═══ SOURCE MATERIAL

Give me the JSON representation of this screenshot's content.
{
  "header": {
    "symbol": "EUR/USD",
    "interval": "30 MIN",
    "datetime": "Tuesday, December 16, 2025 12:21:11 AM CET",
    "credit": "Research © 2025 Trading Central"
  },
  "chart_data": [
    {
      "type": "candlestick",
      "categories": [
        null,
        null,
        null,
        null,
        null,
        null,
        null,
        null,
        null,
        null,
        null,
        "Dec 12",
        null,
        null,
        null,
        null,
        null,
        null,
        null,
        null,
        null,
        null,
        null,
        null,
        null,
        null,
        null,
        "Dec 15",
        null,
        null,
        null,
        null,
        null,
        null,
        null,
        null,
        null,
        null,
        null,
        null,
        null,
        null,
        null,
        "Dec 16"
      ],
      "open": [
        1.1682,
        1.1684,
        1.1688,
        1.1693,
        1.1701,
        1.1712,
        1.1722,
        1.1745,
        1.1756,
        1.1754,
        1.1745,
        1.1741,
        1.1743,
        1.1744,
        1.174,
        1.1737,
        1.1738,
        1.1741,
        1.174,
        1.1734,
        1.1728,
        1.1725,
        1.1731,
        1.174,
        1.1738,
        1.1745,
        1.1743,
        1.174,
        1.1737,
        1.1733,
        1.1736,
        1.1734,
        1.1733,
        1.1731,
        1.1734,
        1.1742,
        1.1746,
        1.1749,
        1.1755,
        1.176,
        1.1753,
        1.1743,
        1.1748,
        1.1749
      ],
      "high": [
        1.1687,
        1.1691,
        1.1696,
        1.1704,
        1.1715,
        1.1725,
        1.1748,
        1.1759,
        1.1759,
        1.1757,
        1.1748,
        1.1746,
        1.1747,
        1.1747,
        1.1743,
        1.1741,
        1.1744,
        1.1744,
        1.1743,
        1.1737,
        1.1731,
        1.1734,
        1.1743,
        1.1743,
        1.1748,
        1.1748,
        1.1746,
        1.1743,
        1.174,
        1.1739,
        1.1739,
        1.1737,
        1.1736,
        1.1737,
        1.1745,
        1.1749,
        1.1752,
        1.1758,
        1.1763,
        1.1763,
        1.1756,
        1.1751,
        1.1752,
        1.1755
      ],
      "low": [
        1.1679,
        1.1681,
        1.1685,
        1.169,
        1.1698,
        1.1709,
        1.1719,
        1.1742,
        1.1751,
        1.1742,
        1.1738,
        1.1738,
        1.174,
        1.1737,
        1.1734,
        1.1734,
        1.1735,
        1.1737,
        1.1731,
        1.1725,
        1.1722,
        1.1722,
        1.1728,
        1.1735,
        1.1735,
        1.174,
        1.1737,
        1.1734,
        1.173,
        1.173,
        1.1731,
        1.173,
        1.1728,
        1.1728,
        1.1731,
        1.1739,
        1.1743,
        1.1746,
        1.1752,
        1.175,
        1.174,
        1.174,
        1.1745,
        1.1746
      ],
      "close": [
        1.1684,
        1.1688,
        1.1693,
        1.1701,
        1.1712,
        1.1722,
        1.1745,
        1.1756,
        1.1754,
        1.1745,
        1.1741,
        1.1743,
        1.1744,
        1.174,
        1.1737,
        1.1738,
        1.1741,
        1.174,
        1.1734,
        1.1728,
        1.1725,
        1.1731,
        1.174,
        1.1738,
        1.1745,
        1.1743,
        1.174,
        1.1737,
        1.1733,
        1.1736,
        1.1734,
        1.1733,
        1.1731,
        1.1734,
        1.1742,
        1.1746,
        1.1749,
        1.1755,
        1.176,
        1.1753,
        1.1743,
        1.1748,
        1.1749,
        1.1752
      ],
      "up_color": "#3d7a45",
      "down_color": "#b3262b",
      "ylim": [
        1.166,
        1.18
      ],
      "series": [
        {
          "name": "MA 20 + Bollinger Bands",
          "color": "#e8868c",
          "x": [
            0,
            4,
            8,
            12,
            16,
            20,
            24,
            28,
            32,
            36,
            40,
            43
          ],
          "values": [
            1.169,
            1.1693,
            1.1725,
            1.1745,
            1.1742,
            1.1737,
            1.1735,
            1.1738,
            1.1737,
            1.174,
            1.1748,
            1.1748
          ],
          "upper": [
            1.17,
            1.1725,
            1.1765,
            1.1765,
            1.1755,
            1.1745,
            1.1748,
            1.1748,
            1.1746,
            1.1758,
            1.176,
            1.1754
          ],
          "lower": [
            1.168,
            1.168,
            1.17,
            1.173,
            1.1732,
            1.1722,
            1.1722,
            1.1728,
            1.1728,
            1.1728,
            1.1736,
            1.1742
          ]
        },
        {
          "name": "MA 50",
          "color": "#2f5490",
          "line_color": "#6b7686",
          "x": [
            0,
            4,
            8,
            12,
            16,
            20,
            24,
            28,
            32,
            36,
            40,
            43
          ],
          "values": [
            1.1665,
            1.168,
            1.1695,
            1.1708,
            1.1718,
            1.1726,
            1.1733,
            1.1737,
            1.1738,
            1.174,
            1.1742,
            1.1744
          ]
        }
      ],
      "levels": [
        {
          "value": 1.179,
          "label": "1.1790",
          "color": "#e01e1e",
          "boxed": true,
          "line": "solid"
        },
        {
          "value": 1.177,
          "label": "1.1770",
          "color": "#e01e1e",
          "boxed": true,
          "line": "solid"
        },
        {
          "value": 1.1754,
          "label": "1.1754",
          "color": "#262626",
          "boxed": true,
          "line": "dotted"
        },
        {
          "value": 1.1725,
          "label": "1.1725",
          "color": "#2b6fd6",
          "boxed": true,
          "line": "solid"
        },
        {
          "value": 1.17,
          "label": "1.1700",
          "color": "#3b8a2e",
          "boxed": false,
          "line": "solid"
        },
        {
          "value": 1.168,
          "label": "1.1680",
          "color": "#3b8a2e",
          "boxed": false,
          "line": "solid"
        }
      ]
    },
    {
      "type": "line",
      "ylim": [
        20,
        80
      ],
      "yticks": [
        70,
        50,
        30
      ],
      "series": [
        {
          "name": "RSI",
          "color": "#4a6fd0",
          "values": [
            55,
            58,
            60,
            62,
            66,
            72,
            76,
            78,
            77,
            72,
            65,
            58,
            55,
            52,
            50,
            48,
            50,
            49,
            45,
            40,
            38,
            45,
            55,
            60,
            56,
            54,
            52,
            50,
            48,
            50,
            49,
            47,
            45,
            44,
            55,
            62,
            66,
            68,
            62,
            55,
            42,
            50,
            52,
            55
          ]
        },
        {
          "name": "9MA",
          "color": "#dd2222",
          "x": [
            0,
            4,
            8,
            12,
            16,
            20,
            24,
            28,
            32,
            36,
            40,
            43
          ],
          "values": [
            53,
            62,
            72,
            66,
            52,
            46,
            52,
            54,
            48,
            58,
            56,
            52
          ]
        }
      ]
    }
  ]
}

══════

All records above must be set down exactly, please.

Give me the JSON representation of this screenshot's content.
{
  "header": {
    "symbol": "EUR/USD",
    "interval": "30 MIN",
    "datetime": "Tuesday, December 16, 2025 12:21:11 AM CET",
    "credit": "Research © 2025 Trading Central"
  },
  "chart_data": [
    {
      "type": "candlestick",
      "categories": [
        null,
        null,
        null,
        null,
        null,
        null,
        null,
        null,
        null,
        null,
        null,
        "Dec 12",
        null,
        null,
        null,
        null,
        null,
        null,
        null,
        null,
        null,
        null,
        null,
        null,
        null,
        null,
        null,
        "Dec 15",
        null,
        null,
        null,
        null,
        null,
        null,
        null,
        null,
        null,
        null,
        null,
        null,
        null,
        null,
        null,
        "Dec 16"
      ],
      "open": [
        1.1682,
        1.1684,
        1.1688,
        1.1693,
        1.1701,
        1.1712,
        1.1722,
        1.1745,
        1.1756,
        1.1754,
        1.1745,
        1.1741,
        1.1743,
        1.1744,
        1.174,
        1.1737,
        1.1738,
        1.1741,
        1.174,
        1.1734,
        1.1728,
        1.1725,
        1.1731,
        1.174,
        1.1738,
        1.1745,
        1.1743,
        1.174,
        1.1737,
        1.1733,
        1.1736,
        1.1734,
        1.1733,
        1.1731,
        1.1734,
        1.1742,
        1.1746,
        1.1749,
        1.1755,
        1.176,
        1.1753,
        1.1743,
        1.1748,
        1.1749
      ],
      "high": [
        1.1687,
        1.1691,
        1.1696,
        1.1704,
        1.1715,
        1.1725,
        1.1748,
        1.1759,
        1.1759,
        1.1757,
        1.1748,
        1.1746,
        1.1747,
        1.1747,
        1.1743,
        1.1741,
        1.1744,
        1.1744,
        1.1743,
        1.1737,
        1.1731,
        1.1734,
        1.1743,
        1.1743,
        1.1748,
        1.1748,
        1.1746,
        1.1743,
        1.174,
        1.1739,
        1.1739,
        1.1737,
        1.1736,
        1.1737,
        1.1745,
        1.1749,
        1.1752,
        1.1758,
        1.1763,
        1.1763,
        1.1756,
        1.1751,
        1.1752,
        1.1755
      ],
      "low": [
        1.1679,
        1.1681,
        1.1685,
        1.169,
        1.1698,
        1.1709,
        1.1719,
        1.1742,
        1.1751,
        1.1742,
        1.1738,
        1.1738,
        1.174,
        1.1737,
        1.1734,
        1.1734,
        1.1735,
        1.1737,
        1.1731,
        1.1725,
        1.1722,
        1.1722,
        1.1728,
        1.1735,
        1.1735,
        1.174,
        1.1737,
        1.1734,
        1.173,
        1.173,
        1.1731,
        1.173,
        1.1728,
        1.1728,
        1.1731,
        1.1739,
        1.1743,
        1.1746,
        1.1752,
        1.175,
        1.174,
        1.174,
        1.1745,
        1.1746
      ],
      "close": [
        1.1684,
        1.1688,
        1.1693,
        1.1701,
        1.1712,
        1.1722,
        1.1745,
        1.1756,
        1.1754,
        1.1745,
        1.1741,
        1.1743,
        1.1744,
        1.174,
        1.1737,
        1.1738,
        1.1741,
        1.174,
        1.1734,
        1.1728,
        1.1725,
        1.1731,
        1.174,
        1.1738,
        1.1745,
        1.1743,
        1.174,
        1.1737,
        1.1733,
        1.1736,
        1.1734,
        1.1733,
        1.1731,
        1.1734,
        1.1742,
        1.1746,
        1.1749,
        1.1755,
        1.176,
        1.1753,
        1.1743,
        1.1748,
        1.1749,
        1.1752
      ],
      "up_color": "#3d7a45",
      "down_color": "#b3262b",
      "ylim": [
        1.166,
        1.18
      ],
      "series": [
        {
          "name": "MA 20 + Bollinger Bands",
          "color": "#e8868c",
          "x": [
            0,
            4,
            8,
            12,
            16,
            20,
            24,
            28,
            32,
            36,
            40,
            43
          ],
          "values": [
            1.169,
            1.1693,
            1.1725,
            1.1745,
            1.1742,
            1.1737,
            1.1735,
            1.1738,
            1.1737,
            1.174,
            1.1748,
            1.1748
          ],
          "upper": [
            1.17,
            1.1725,
            1.1765,
            1.1765,
            1.1755,
            1.1745,
            1.1748,
            1.1748,
            1.1746,
            1.1758,
            1.176,
            1.1754
          ],
          "lower": [
            1.168,
            1.168,
            1.17,
            1.173,
            1.1732,
            1.1722,
            1.1722,
            1.1728,
            1.1728,
            1.1728,
            1.1736,
            1.1742
          ]
        },
        {
          "name": "MA 50",
          "color": "#2f5490",
          "line_color": "#6b7686",
          "x": [
            0,
            4,
            8,
            12,
            16,
            20,
            24,
            28,
            32,
            36,
            40,
            43
          ],
          "values": [
            1.1665,
            1.168,
            1.1695,
            1.1708,
            1.1718,
            1.1726,
            1.1733,
            1.1737,
            1.1738,
            1.174,
            1.1742,
            1.1744
          ]
        }
      ],
      "levels": [
        {
          "value": 1.179,
          "label": "1.1790",
          "color": "#e01e1e",
          "boxed": true,
          "line": "solid"
        },
        {
          "value": 1.177,
          "label": "1.1770",
          "color": "#e01e1e",
          "boxed": true,
          "line": "solid"
        },
        {
          "value": 1.1754,
          "label": "1.1754",
          "color": "#262626",
          "boxed": true,
          "line": "dotted"
        },
        {
          "value": 1.1725,
          "label": "1.1725",
          "color": "#2b6fd6",
          "boxed": true,
          "line": "solid"
        },
        {
          "value": 1.17,
          "label": "1.1700",
          "color": "#3b8a2e",
          "boxed": false,
          "line": "solid"
        },
        {
          "value": 1.168,
          "label": "1.1680",
          "color": "#3b8a2e",
          "boxed": false,
          "line": "solid"
        }
      ]
    },
    {
      "type": "line",
      "ylim": [
        20,
        80
      ],
      "yticks": [
        70,
        50,
        30
      ],
      "series": [
        {
          "name": "RSI",
          "color": "#4a6fd0",
          "values": [
            55,
            58,
            60,
            62,
            66,
            72,
            76,
            78,
            77,
            72,
            65,
            58,
            55,
            52,
            50,
            48,
            50,
            49,
            45,
            40,
            38,
            45,
            55,
            60,
            56,
            54,
            52,
            50,
            48,
            50,
            49,
            47,
            45,
            44,
            55,
            62,
            66,
            68,
            62,
            55,
            42,
            50,
            52,
            55
          ]
        },
        {
          "name": "9MA",
          "color": "#dd2222",
          "x": [
            0,
            4,
            8,
            12,
            16,
            20,
            24,
            28,
            32,
            36,
            40,
            43
          ],
          "values": [
            53,
            62,
            72,
            66,
            52,
            46,
            52,
            54,
            48,
            58,
            56,
            52
          ]
        }
      ]
    }
  ]
}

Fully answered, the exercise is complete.